■ **WHAT THE TASK REQUIRES**: Extract every entry word for word.

■ **RECORD LIST**:
━━━━━━━━━━━━━━━━━━━━━━━━━━━━━━

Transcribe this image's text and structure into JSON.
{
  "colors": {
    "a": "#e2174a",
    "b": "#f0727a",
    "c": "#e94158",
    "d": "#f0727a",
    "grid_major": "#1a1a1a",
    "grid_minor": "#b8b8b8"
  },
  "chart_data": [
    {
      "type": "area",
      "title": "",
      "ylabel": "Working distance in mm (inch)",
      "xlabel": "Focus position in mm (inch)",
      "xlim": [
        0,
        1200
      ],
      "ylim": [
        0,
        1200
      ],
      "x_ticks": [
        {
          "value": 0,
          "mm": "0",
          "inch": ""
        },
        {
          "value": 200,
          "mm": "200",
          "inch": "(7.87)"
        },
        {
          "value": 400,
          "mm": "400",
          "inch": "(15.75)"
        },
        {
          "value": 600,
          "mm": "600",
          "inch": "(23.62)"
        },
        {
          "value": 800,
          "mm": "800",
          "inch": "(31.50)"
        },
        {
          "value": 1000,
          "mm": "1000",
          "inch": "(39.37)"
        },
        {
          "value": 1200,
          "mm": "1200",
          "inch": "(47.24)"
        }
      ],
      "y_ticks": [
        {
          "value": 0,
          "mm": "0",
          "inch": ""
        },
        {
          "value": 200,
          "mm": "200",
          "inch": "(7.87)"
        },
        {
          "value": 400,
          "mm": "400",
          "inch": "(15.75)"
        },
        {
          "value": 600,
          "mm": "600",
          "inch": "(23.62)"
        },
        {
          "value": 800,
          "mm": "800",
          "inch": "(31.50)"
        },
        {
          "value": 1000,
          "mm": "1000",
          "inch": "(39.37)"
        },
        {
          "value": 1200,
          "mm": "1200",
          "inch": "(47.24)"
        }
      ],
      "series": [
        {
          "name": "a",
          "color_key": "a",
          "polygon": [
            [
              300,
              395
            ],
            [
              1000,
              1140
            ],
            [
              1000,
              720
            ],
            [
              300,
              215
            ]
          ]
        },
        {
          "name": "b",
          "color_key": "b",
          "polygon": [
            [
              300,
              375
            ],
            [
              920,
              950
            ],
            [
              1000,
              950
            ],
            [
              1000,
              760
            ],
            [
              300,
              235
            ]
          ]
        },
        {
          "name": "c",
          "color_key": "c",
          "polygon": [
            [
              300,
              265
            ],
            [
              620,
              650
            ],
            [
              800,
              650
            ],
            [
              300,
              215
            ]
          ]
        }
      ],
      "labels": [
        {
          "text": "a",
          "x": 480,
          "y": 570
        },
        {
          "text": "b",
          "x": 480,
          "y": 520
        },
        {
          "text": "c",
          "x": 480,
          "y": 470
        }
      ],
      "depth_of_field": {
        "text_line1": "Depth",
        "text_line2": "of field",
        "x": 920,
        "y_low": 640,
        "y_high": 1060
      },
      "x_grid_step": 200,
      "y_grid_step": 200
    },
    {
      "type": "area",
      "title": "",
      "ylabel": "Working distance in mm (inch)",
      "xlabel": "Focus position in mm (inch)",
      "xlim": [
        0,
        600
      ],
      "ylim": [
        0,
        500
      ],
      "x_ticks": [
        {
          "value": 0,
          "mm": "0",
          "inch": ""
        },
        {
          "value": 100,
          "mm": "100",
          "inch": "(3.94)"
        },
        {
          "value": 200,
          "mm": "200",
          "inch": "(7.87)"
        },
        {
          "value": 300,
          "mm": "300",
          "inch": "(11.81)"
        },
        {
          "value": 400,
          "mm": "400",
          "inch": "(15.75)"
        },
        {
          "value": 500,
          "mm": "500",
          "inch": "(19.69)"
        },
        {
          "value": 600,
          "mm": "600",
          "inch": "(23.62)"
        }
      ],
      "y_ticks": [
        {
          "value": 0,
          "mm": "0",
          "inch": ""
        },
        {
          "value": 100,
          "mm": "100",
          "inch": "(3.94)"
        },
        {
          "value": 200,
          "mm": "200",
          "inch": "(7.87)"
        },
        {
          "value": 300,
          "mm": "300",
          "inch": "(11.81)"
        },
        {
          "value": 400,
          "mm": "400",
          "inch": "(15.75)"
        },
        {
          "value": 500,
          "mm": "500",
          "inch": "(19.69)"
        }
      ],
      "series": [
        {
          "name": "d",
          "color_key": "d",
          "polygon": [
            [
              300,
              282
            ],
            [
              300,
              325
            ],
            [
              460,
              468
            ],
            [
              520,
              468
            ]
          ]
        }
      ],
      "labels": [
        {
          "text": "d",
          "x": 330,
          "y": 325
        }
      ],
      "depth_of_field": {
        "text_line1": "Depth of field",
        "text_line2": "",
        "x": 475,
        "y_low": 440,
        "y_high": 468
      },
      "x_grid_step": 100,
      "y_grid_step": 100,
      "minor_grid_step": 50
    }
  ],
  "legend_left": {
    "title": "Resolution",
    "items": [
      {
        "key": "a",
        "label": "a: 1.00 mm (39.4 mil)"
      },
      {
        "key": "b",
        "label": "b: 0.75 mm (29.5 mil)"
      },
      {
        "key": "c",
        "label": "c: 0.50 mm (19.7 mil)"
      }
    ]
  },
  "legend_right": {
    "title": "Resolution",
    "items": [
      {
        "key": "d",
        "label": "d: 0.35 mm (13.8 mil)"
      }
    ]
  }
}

━━━━━━━━━━━━━━━━━━━━━━━━━━━━━━

■ **ANSWER TO THIS TASK**:
Transcribe this image's text and structure into JSON.
{
  "colors": {
    "a": "#e2174a",
    "b": "#f0727a",
    "c": "#e94158",
    "d": "#f0727a",
    "grid_major": "#1a1a1a",
    "grid_minor": "#b8b8b8"
  },
  "chart_data": [
    {
      "type": "area",
      "title": "",
      "ylabel": "Working distance in mm (inch)",
      "xlabel": "Focus position in mm (inch)",
      "xlim": [
        0,
        1200
      ],
      "ylim": [
        0,
        1200
      ],
      "x_ticks": [
        {
          "value": 0,
          "mm": "0",
          "inch": ""
        },
        {
          "value": 200,
          "mm": "200",
          "inch": "(7.87)"
        },
        {
          "value": 400,
          "mm": "400",
          "inch": "(15.75)"
        },
        {
          "value": 600,
          "mm": "600",
          "inch": "(23.62)"
        },
        {
          "value": 800,
          "mm": "800",
          "inch": "(31.50)"
        },
        {
          "value": 1000,
          "mm": "1000",
          "inch": "(39.37)"
        },
        {
          "value": 1200,
          "mm": "1200",
          "inch": "(47.24)"
        }
      ],
      "y_ticks": [
        {
          "value": 0,
          "mm": "0",
          "inch": ""
        },
        {
          "value": 200,
          "mm": "200",
          "inch": "(7.87)"
        },
        {
          "value": 400,
          "mm": "400",
          "inch": "(15.75)"
        },
        {
          "value": 600,
          "mm": "600",
          "inch": "(23.62)"
        },
        {
          "value": 800,
          "mm": "800",
          "inch": "(31.50)"
        },
        {
          "value": 1000,
          "mm": "1000",
          "inch": "(39.37)"
        },
        {
          "value": 1200,
          "mm": "1200",
          "inch": "(47.24)"
        }
      ],
      "series": [
        {
          "name": "a",
          "color_key": "a",
          "polygon": [
            [
              300,
              395
            ],
            [
              1000,
              1140
            ],
            [
              1000,
              720
            ],
            [
              300,
              215
            ]
          ]
        },
        {
          "name": "b",
          "color_key": "b",
          "polygon": [
            [
              300,
              375
            ],
            [
              920,
              950
            ],
            [
              1000,
              950
            ],
            [
              1000,
              760
            ],
            [
              300,
              235
            ]
          ]
        },
        {
          "name": "c",
          "color_key": "c",
          "polygon": [
            [
              300,
              265
            ],
            [
              620,
              650
            ],
            [
              800,
              650
            ],
            [
              300,
              215
            ]
          ]
        }
      ],
      "labels": [
        {
          "text": "a",
          "x": 480,
          "y": 570
        },
        {
          "text": "b",
          "x": 480,
          "y": 520
        },
        {
          "text": "c",
          "x": 480,
          "y": 470
        }
      ],
      "depth_of_field": {
        "text_line1": "Depth",
        "text_line2": "of field",
        "x": 920,
        "y_low": 640,
        "y_high": 1060
      },
      "x_grid_step": 200,
      "y_grid_step": 200
    },
    {
      "type": "area",
      "title": "",
      "ylabel": "Working distance in mm (inch)",
      "xlabel": "Focus position in mm (inch)",
      "xlim": [
        0,
        600
      ],
      "ylim": [
        0,
        500
      ],
      "x_ticks": [
        {
          "value": 0,
          "mm": "0",
          "inch": ""
        },
        {
          "value": 100,
          "mm": "100",
          "inch": "(3.94)"
        },
        {
          "value": 200,
          "mm": "200",
          "inch": "(7.87)"
        },
        {
          "value": 300,
          "mm": "300",
          "inch": "(11.81)"
        },
        {
          "value": 400,
          "mm": "400",
          "inch": "(15.75)"
        },
        {
          "value": 500,
          "mm": "500",
          "inch": "(19.69)"
        },
        {
          "value": 600,
          "mm": "600",
          "inch": "(23.62)"
        }
      ],
      "y_ticks": [
        {
          "value": 0,
          "mm": "0",
          "inch": ""
        },
        {
          "value": 100,
          "mm": "100",
          "inch": "(3.94)"
        },
        {
          "value": 200,
          "mm": "200",
          "inch": "(7.87)"
        },
        {
          "value": 300,
          "mm": "300",
          "inch": "(11.81)"
        },
        {
          "value": 400,
          "mm": "400",
          "inch": "(15.75)"
        },
        {
          "value": 500,
          "mm": "500",
          "inch": "(19.69)"
        }
      ],
      "series": [
        {
          "name": "d",
          "color_key": "d",
          "polygon": [
            [
              300,
              282
            ],
            [
              300,
              325
            ],
            [
              460,
              468
            ],
            [
              520,
              468
            ]
          ]
        }
      ],
      "labels": [
        {
          "text": "d",
          "x": 330,
          "y": 325
        }
      ],
      "depth_of_field": {
        "text_line1": "Depth of field",
        "text_line2": "",
        "x": 475,
        "y_low": 440,
        "y_high": 468
      },
      "x_grid_step": 100,
      "y_grid_step": 100,
      "minor_grid_step": 50
    }
  ],
  "legend_left": {
    "title": "Resolution",
    "items": [
      {
        "key": "a",
        "label": "a: 1.00 mm (39.4 mil)"
      },
      {
        "key": "b",
        "label": "b: 0.75 mm (29.5 mil)"
      },
      {
        "key": "c",
        "label": "c: 0.50 mm (19.7 mil)"
      }
    ]
  },
  "legend_right": {
    "title": "Resolution",
    "items": [
      {
        "key": "d",
        "label": "d: 0.35 mm (13.8 mil)"
      }
    ]
  }
}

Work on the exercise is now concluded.